Copy out, without any change, the lines of the listing below that start at the line containing "text: 2.1km/h bbox=[712, 206, 792, 224]" and continue through the line containing "y-tick-label: 1650 bbox=[54, 106, 80, 121]".

(Element box listing)

....

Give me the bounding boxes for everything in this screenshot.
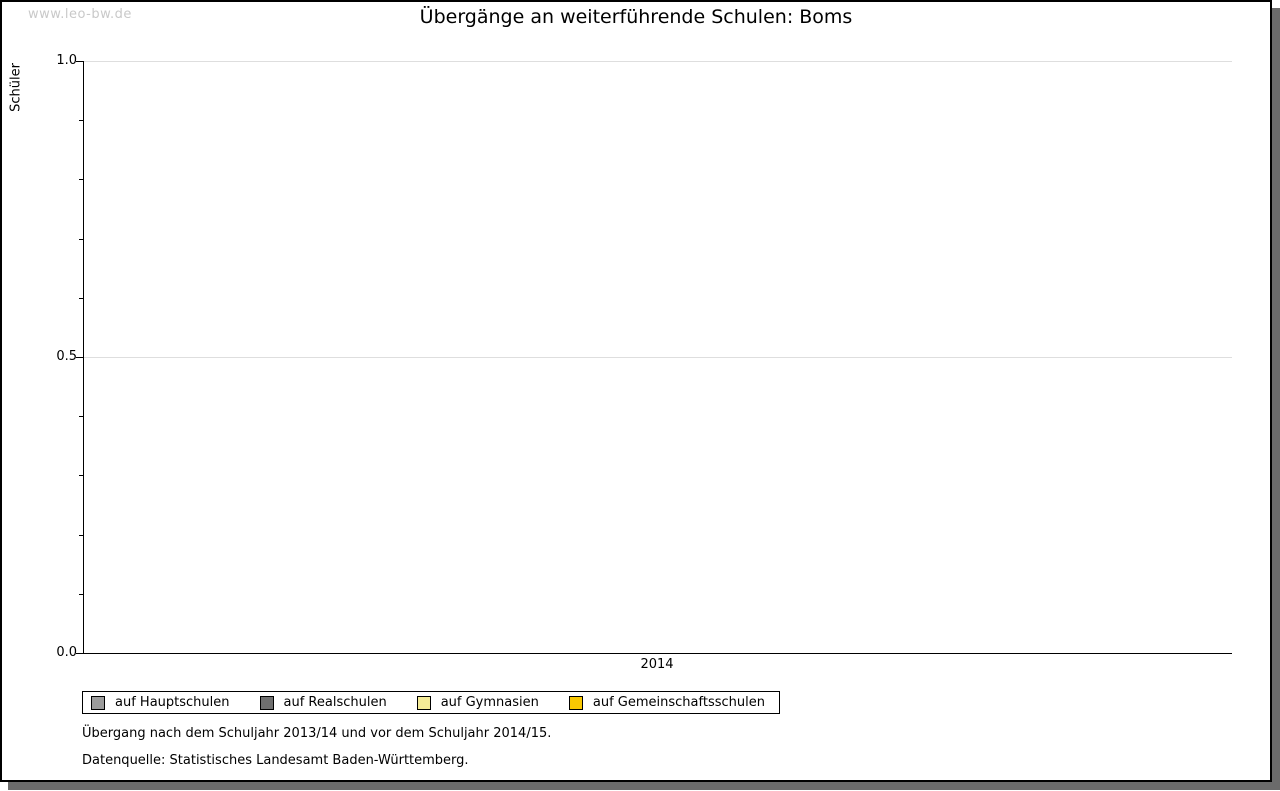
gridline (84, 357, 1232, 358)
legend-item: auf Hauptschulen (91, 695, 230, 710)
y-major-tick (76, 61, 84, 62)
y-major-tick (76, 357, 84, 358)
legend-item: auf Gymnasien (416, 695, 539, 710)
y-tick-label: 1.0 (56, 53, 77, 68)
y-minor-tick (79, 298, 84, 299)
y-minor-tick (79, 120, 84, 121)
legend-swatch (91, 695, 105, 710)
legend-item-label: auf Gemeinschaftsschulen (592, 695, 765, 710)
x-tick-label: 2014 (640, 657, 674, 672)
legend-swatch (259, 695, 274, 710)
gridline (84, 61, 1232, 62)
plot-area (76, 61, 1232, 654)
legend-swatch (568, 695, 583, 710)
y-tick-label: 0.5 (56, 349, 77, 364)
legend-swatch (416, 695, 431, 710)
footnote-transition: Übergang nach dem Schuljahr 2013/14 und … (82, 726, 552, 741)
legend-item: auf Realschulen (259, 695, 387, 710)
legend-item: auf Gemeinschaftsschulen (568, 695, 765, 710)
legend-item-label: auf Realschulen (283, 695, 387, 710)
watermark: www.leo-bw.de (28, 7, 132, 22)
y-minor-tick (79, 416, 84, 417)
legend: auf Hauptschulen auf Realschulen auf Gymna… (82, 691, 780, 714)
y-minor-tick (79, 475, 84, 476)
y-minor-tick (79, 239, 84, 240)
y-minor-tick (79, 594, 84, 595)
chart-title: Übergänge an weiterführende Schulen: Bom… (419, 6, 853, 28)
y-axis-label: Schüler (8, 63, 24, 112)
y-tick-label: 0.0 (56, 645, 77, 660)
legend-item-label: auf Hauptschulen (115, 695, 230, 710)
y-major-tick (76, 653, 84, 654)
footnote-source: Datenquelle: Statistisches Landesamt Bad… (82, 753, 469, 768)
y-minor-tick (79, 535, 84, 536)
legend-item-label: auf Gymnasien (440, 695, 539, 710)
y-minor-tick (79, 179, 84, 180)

....

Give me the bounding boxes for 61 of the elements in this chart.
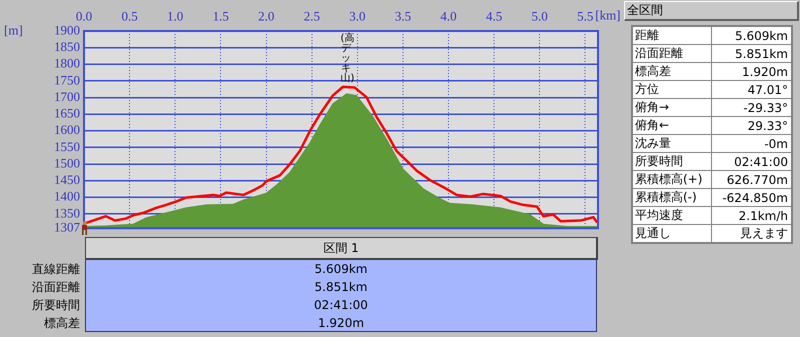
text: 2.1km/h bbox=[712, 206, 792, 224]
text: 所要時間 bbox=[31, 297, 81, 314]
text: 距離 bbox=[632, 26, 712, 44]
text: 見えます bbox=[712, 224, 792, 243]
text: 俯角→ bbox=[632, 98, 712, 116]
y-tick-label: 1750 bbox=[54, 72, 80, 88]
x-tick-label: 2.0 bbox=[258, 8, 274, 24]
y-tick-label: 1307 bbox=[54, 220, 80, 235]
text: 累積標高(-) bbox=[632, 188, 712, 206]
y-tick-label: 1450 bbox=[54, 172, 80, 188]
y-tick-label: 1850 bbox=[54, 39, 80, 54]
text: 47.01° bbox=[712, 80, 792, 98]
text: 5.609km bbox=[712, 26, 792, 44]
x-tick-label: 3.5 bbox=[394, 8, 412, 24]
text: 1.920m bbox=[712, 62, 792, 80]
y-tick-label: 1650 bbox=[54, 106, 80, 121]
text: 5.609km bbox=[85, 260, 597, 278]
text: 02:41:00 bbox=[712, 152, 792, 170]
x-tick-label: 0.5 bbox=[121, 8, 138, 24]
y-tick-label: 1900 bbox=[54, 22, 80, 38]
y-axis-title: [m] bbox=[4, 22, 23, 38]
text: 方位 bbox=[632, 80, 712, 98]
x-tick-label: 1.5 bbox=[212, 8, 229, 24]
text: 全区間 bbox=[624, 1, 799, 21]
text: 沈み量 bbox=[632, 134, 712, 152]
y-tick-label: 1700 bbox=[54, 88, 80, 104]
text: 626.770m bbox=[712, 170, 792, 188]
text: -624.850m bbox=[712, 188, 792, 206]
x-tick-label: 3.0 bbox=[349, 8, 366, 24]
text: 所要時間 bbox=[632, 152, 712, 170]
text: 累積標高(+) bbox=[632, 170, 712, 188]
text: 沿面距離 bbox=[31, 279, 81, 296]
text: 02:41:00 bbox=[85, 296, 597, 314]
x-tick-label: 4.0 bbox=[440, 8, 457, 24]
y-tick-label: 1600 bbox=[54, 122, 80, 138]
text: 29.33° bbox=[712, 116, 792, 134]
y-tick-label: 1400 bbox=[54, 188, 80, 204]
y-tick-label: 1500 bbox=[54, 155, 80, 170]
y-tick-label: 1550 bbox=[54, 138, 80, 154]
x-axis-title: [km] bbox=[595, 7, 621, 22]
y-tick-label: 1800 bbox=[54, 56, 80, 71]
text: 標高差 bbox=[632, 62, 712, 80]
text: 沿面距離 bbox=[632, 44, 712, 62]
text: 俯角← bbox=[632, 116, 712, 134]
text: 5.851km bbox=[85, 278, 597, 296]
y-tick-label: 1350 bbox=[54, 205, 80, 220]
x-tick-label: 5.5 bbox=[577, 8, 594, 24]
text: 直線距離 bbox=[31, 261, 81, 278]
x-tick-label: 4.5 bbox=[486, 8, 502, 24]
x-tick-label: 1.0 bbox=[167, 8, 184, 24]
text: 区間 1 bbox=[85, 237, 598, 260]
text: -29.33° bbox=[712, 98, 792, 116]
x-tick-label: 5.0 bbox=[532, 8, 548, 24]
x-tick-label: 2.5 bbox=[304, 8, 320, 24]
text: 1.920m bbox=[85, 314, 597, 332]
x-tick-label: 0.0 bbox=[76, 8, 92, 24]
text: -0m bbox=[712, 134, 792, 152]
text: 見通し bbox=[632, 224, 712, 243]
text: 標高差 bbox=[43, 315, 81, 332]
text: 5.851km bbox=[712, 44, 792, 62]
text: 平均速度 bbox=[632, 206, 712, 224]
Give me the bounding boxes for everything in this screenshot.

....

**Output of the task**
text: 2.1km/h bbox=[712, 206, 792, 224]
text: 所要時間 bbox=[31, 297, 81, 314]
text: 距離 bbox=[632, 26, 712, 44]
text: 見えます bbox=[712, 224, 792, 243]
text: 俯角→ bbox=[632, 98, 712, 116]
y-tick-label: 1750 bbox=[54, 72, 80, 88]
x-tick-label: 2.0 bbox=[258, 8, 274, 24]
y-tick-label: 1307 bbox=[54, 220, 80, 235]
text: 累積標高(-) bbox=[632, 188, 712, 206]
y-tick-label: 1450 bbox=[54, 172, 80, 188]
y-tick-label: 1850 bbox=[54, 39, 80, 54]
text: 47.01° bbox=[712, 80, 792, 98]
text: 5.609km bbox=[712, 26, 792, 44]
x-tick-label: 3.5 bbox=[394, 8, 412, 24]
text: 1.920m bbox=[712, 62, 792, 80]
y-tick-label: 1650 bbox=[54, 106, 80, 121]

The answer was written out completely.